**AIM OF THE TASK:** Each record below should appear again exactly as written.

--- BEGIN INPUT ROWS ---

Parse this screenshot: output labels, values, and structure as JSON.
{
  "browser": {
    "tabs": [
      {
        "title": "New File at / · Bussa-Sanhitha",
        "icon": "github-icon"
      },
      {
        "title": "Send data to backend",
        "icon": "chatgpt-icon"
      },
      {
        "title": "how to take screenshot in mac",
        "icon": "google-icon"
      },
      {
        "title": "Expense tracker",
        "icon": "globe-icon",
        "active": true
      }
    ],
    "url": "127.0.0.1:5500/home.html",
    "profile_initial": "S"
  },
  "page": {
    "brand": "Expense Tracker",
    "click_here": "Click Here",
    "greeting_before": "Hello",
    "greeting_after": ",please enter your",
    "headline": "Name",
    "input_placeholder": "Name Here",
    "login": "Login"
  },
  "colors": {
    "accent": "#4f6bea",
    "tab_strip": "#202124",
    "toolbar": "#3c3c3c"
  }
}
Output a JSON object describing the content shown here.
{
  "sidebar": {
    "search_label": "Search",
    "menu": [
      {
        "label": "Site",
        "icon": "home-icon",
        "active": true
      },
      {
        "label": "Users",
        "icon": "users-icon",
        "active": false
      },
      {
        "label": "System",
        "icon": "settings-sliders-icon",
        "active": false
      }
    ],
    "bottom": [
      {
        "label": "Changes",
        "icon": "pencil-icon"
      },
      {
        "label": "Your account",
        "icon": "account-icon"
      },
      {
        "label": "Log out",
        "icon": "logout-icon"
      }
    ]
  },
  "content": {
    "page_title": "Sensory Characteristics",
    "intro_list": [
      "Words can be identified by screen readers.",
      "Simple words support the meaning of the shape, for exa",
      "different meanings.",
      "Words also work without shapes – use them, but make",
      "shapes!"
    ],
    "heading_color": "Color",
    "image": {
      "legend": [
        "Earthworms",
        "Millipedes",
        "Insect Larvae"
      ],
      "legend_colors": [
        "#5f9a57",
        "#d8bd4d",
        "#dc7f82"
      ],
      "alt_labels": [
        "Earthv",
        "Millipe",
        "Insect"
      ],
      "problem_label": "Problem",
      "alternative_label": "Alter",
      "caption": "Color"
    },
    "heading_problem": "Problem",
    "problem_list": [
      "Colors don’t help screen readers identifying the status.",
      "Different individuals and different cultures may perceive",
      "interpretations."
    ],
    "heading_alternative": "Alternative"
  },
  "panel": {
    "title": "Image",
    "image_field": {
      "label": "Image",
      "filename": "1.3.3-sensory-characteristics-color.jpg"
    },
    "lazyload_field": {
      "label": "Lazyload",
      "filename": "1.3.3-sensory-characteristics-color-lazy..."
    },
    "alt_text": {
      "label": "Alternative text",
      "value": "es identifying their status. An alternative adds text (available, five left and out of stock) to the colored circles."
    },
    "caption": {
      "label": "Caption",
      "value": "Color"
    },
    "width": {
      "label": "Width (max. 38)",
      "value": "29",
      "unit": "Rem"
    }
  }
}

--- END INPUT ROWS ---

**THE RESULT:**
Parse this screenshot: output labels, values, and structure as JSON.
{
  "browser": {
    "tabs": [
      {
        "title": "New File at / · Bussa-Sanhitha",
        "icon": "github-icon"
      },
      {
        "title": "Send data to backend",
        "icon": "chatgpt-icon"
      },
      {
        "title": "how to take screenshot in mac",
        "icon": "google-icon"
      },
      {
        "title": "Expense tracker",
        "icon": "globe-icon",
        "active": true
      }
    ],
    "url": "127.0.0.1:5500/home.html",
    "profile_initial": "S"
  },
  "page": {
    "brand": "Expense Tracker",
    "click_here": "Click Here",
    "greeting_before": "Hello",
    "greeting_after": ",please enter your",
    "headline": "Name",
    "input_placeholder": "Name Here",
    "login": "Login"
  },
  "colors": {
    "accent": "#4f6bea",
    "tab_strip": "#202124",
    "toolbar": "#3c3c3c"
  }
}
Output a JSON object describing the content shown here.
{
  "sidebar": {
    "search_label": "Search",
    "menu": [
      {
        "label": "Site",
        "icon": "home-icon",
        "active": true
      },
      {
        "label": "Users",
        "icon": "users-icon",
        "active": false
      },
      {
        "label": "System",
        "icon": "settings-sliders-icon",
        "active": false
      }
    ],
    "bottom": [
      {
        "label": "Changes",
        "icon": "pencil-icon"
      },
      {
        "label": "Your account",
        "icon": "account-icon"
      },
      {
        "label": "Log out",
        "icon": "logout-icon"
      }
    ]
  },
  "content": {
    "page_title": "Sensory Characteristics",
    "intro_list": [
      "Words can be identified by screen readers.",
      "Simple words support the meaning of the shape, for exa",
      "different meanings.",
      "Words also work without shapes – use them, but make",
      "shapes!"
    ],
    "heading_color": "Color",
    "image": {
      "legend": [
        "Earthworms",
        "Millipedes",
        "Insect Larvae"
      ],
      "legend_colors": [
        "#5f9a57",
        "#d8bd4d",
        "#dc7f82"
      ],
      "alt_labels": [
        "Earthv",
        "Millipe",
        "Insect"
      ],
      "problem_label": "Problem",
      "alternative_label": "Alter",
      "caption": "Color"
    },
    "heading_problem": "Problem",
    "problem_list": [
      "Colors don’t help screen readers identifying the status.",
      "Different individuals and different cultures may perceive",
      "interpretations."
    ],
    "heading_alternative": "Alternative"
  },
  "panel": {
    "title": "Image",
    "image_field": {
      "label": "Image",
      "filename": "1.3.3-sensory-characteristics-color.jpg"
    },
    "lazyload_field": {
      "label": "Lazyload",
      "filename": "1.3.3-sensory-characteristics-color-lazy..."
    },
    "alt_text": {
      "label": "Alternative text",
      "value": "es identifying their status. An alternative adds text (available, five left and out of stock) to the colored circles."
    },
    "caption": {
      "label": "Caption",
      "value": "Color"
    },
    "width": {
      "label": "Width (max. 38)",
      "value": "29",
      "unit": "Rem"
    }
  }
}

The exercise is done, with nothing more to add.